[Start TASK MATERIAL]
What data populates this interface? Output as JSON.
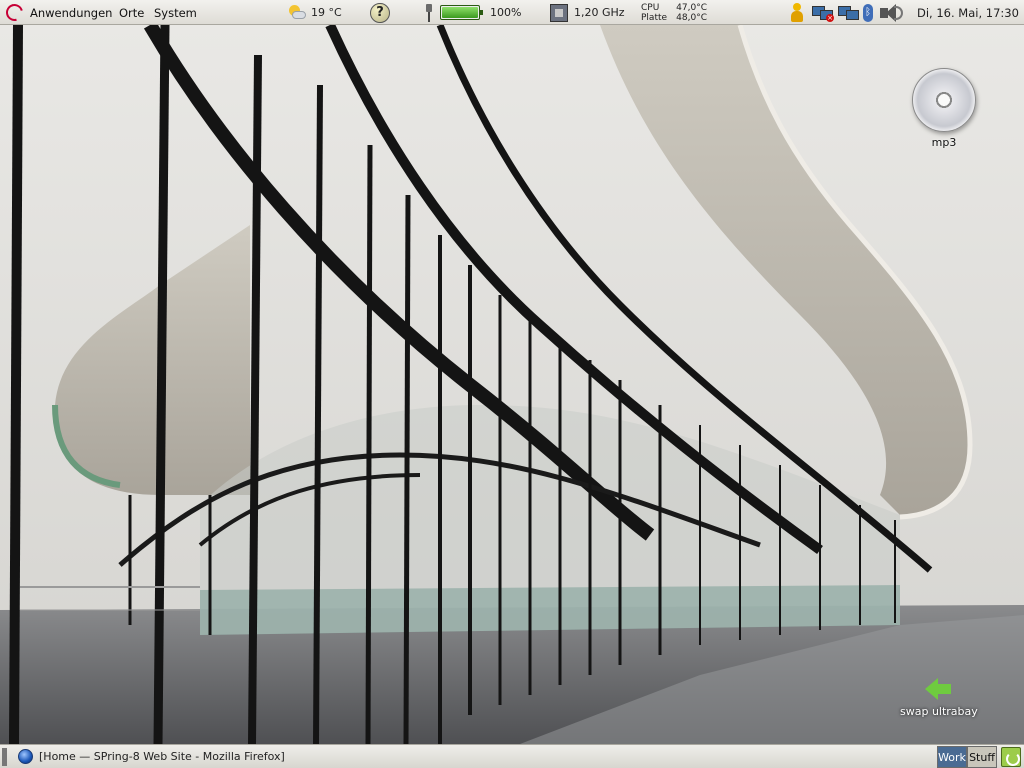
{
  "top_panel": {
    "menus": [
      {
        "label": "Anwendungen"
      },
      {
        "label": "Orte"
      },
      {
        "label": "System"
      }
    ],
    "weather": {
      "icon": "partly-cloudy-icon",
      "text": "19 °C"
    },
    "help": {
      "icon": "help-icon",
      "glyph": "?"
    },
    "power": {
      "icon": "power-plug-icon",
      "battery_percent": 100,
      "text": "100%"
    },
    "cpu_frequency": {
      "icon": "cpu-icon",
      "text": "1,20 GHz"
    },
    "sensors": {
      "cpu_label": "CPU",
      "cpu_value": "47,0°C",
      "disk_label": "Platte",
      "disk_value": "48,0°C"
    },
    "tray": {
      "icons": [
        "user-icon",
        "network-disconnected-icon",
        "network-icon",
        "bluetooth-icon",
        "volume-icon"
      ],
      "bluetooth_glyph": "ᛒ"
    },
    "clock": "Di, 16. Mai, 17:30"
  },
  "desktop": {
    "icons": [
      {
        "name": "cd-icon",
        "label": "mp3"
      },
      {
        "name": "back-arrow-icon",
        "label": "swap ultrabay"
      }
    ]
  },
  "bottom_panel": {
    "task": {
      "icon": "firefox-icon",
      "label": "[Home — SPring-8 Web Site - Mozilla Firefox]"
    },
    "workspaces": [
      {
        "label": "Work",
        "active": true
      },
      {
        "label": "Stuff",
        "active": false
      }
    ],
    "trash_icon": "trash-icon"
  },
  "colors": {
    "panel": "#e6e4de",
    "active_workspace": "#4a6b93",
    "battery_fill": "#3b9a1f",
    "window_glass": "#5f8e84",
    "building_frame": "#141414"
  }
}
[End TASK MATERIAL]
== DIRECTION ==
Omit the pictures and output all of the other material exactly.

== SOLUTION TO THE EXERCISE ==
What data populates this interface? Output as JSON.
{
  "top_panel": {
    "menus": [
      {
        "label": "Anwendungen"
      },
      {
        "label": "Orte"
      },
      {
        "label": "System"
      }
    ],
    "weather": {
      "icon": "partly-cloudy-icon",
      "text": "19 °C"
    },
    "help": {
      "icon": "help-icon",
      "glyph": "?"
    },
    "power": {
      "icon": "power-plug-icon",
      "battery_percent": 100,
      "text": "100%"
    },
    "cpu_frequency": {
      "icon": "cpu-icon",
      "text": "1,20 GHz"
    },
    "sensors": {
      "cpu_label": "CPU",
      "cpu_value": "47,0°C",
      "disk_label": "Platte",
      "disk_value": "48,0°C"
    },
    "tray": {
      "icons": [
        "user-icon",
        "network-disconnected-icon",
        "network-icon",
        "bluetooth-icon",
        "volume-icon"
      ],
      "bluetooth_glyph": "ᛒ"
    },
    "clock": "Di, 16. Mai, 17:30"
  },
  "desktop": {
    "icons": [
      {
        "name": "cd-icon",
        "label": "mp3"
      },
      {
        "name": "back-arrow-icon",
        "label": "swap ultrabay"
      }
    ]
  },
  "bottom_panel": {
    "task": {
      "icon": "firefox-icon",
      "label": "[Home — SPring-8 Web Site - Mozilla Firefox]"
    },
    "workspaces": [
      {
        "label": "Work",
        "active": true
      },
      {
        "label": "Stuff",
        "active": false
      }
    ],
    "trash_icon": "trash-icon"
  },
  "colors": {
    "panel": "#e6e4de",
    "active_workspace": "#4a6b93",
    "battery_fill": "#3b9a1f",
    "window_glass": "#5f8e84",
    "building_frame": "#141414"
  }
}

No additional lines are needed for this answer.